**Stated goal:** Filter the data for lines with the word "віру", then copy every line so identified.

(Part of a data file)
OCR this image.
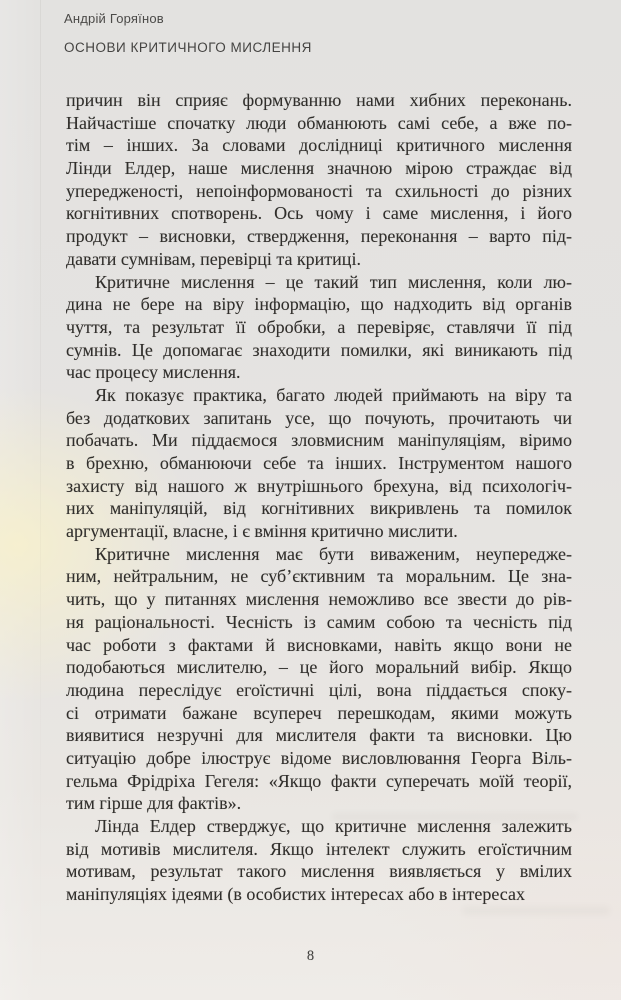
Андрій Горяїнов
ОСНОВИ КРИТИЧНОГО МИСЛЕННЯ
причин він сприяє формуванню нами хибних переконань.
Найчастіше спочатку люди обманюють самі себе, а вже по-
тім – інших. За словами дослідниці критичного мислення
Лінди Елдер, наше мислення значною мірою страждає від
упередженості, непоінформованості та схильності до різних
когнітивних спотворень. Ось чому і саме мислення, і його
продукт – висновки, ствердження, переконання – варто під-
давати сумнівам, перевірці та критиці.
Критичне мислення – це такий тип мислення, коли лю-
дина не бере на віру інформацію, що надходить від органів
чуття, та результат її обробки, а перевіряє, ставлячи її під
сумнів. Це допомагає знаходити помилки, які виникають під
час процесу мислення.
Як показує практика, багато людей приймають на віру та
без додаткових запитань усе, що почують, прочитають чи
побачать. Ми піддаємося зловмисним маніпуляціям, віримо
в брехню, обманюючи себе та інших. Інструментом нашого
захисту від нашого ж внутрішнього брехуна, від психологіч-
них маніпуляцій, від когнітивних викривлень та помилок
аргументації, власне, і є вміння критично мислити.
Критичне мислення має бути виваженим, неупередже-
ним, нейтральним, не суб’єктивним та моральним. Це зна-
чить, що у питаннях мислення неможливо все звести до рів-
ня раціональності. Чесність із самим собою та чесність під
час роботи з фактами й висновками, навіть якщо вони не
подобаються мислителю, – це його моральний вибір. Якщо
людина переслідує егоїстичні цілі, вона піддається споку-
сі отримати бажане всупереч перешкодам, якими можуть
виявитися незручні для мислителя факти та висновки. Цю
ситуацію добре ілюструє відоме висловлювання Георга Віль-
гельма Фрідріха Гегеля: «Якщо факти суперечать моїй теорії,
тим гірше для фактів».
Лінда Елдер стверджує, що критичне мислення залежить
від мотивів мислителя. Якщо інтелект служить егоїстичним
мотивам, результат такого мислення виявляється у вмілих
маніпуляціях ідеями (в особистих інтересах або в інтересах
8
* * *
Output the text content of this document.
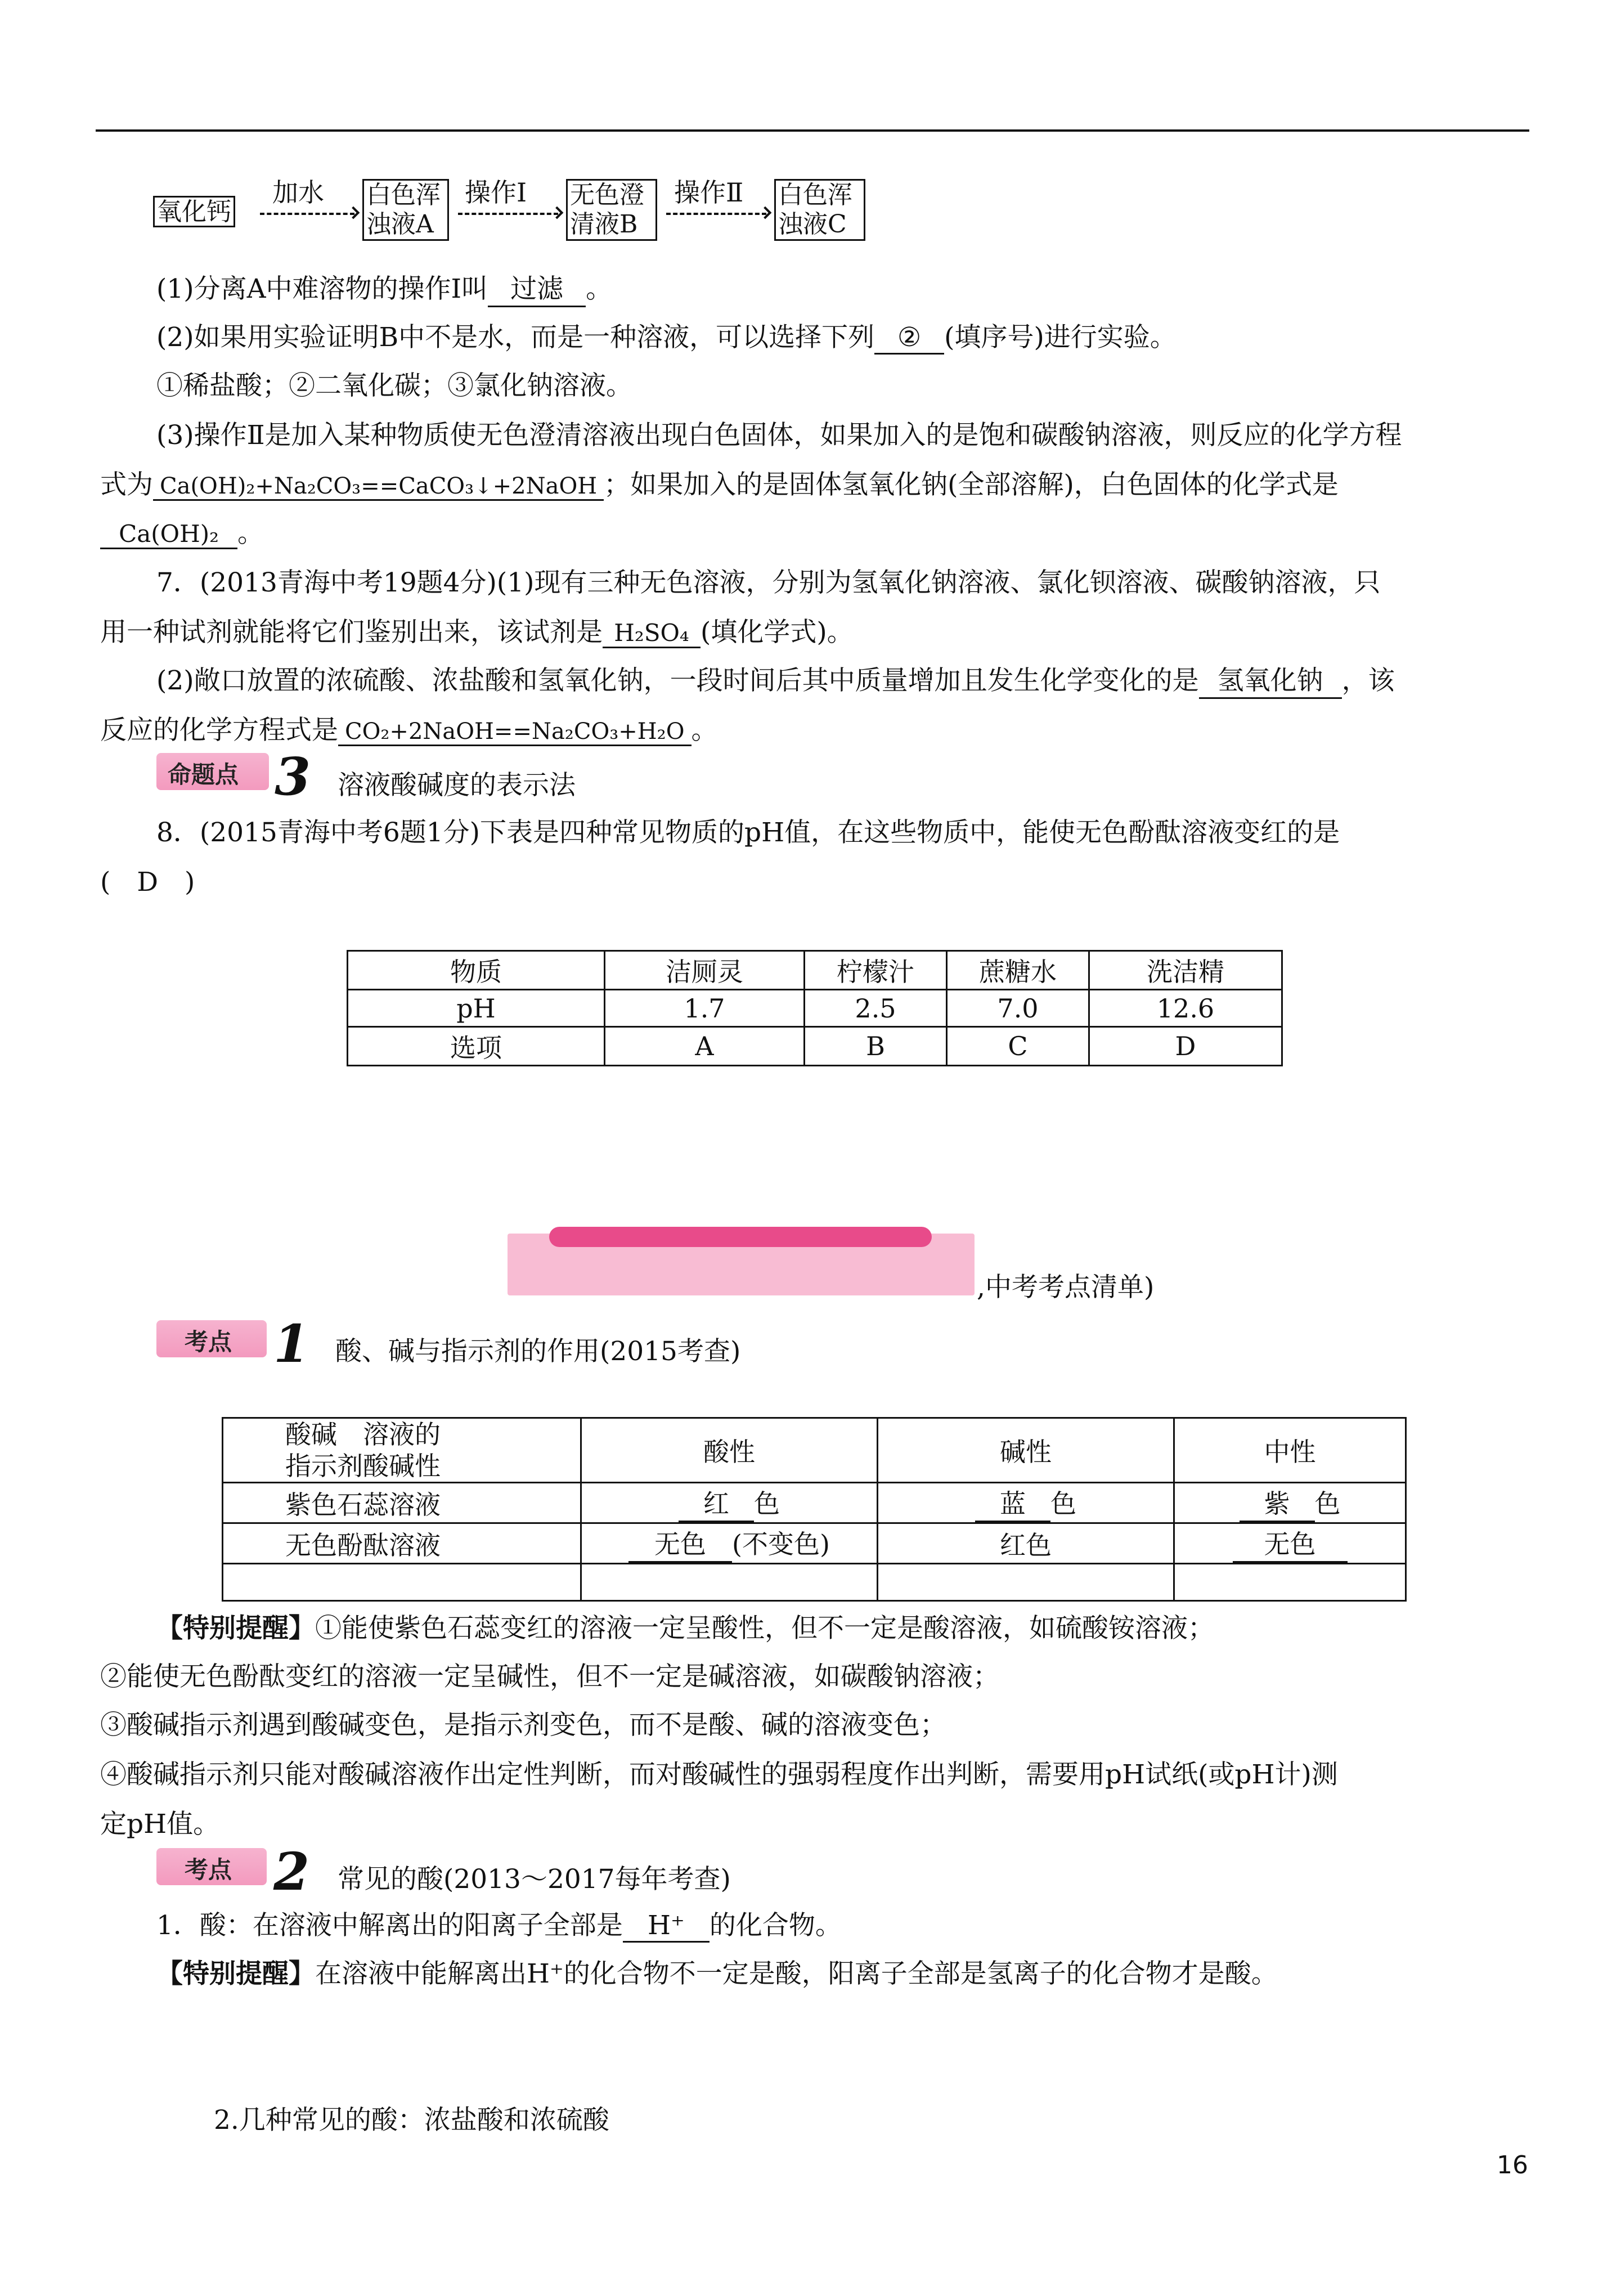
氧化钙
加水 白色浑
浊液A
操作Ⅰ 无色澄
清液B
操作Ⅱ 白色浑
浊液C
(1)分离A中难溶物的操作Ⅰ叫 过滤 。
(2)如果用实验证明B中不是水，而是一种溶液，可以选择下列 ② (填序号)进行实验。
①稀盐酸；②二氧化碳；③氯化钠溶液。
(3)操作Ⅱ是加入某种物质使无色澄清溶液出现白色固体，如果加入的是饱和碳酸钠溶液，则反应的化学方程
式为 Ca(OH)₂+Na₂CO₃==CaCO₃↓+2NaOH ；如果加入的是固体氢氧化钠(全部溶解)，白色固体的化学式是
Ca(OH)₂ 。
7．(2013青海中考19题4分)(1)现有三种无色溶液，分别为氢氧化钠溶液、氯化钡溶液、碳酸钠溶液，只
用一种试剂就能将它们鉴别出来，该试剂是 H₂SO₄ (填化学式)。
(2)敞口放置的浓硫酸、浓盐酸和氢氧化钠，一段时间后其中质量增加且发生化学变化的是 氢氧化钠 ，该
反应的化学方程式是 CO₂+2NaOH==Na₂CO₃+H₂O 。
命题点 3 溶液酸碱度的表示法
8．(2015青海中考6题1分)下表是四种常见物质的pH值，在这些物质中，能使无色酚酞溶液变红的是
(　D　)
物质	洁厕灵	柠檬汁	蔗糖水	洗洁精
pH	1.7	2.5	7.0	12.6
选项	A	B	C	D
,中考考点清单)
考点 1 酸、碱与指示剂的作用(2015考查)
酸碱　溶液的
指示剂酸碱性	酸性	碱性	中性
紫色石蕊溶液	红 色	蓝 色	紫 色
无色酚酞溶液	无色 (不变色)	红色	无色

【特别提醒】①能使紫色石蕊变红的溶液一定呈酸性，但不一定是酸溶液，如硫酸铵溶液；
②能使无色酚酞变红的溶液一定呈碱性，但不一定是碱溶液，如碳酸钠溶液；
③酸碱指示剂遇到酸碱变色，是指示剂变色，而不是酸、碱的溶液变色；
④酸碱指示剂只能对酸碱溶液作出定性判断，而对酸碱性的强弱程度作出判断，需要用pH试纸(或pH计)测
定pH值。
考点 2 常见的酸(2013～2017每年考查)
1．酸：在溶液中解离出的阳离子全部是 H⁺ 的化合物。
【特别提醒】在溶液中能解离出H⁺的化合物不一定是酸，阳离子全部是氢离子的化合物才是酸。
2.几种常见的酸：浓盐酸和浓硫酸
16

**Result of this exercise:**
дина не бере на віру інформацію, що надходить від органів
Як показує практика, багато людей приймають на віру та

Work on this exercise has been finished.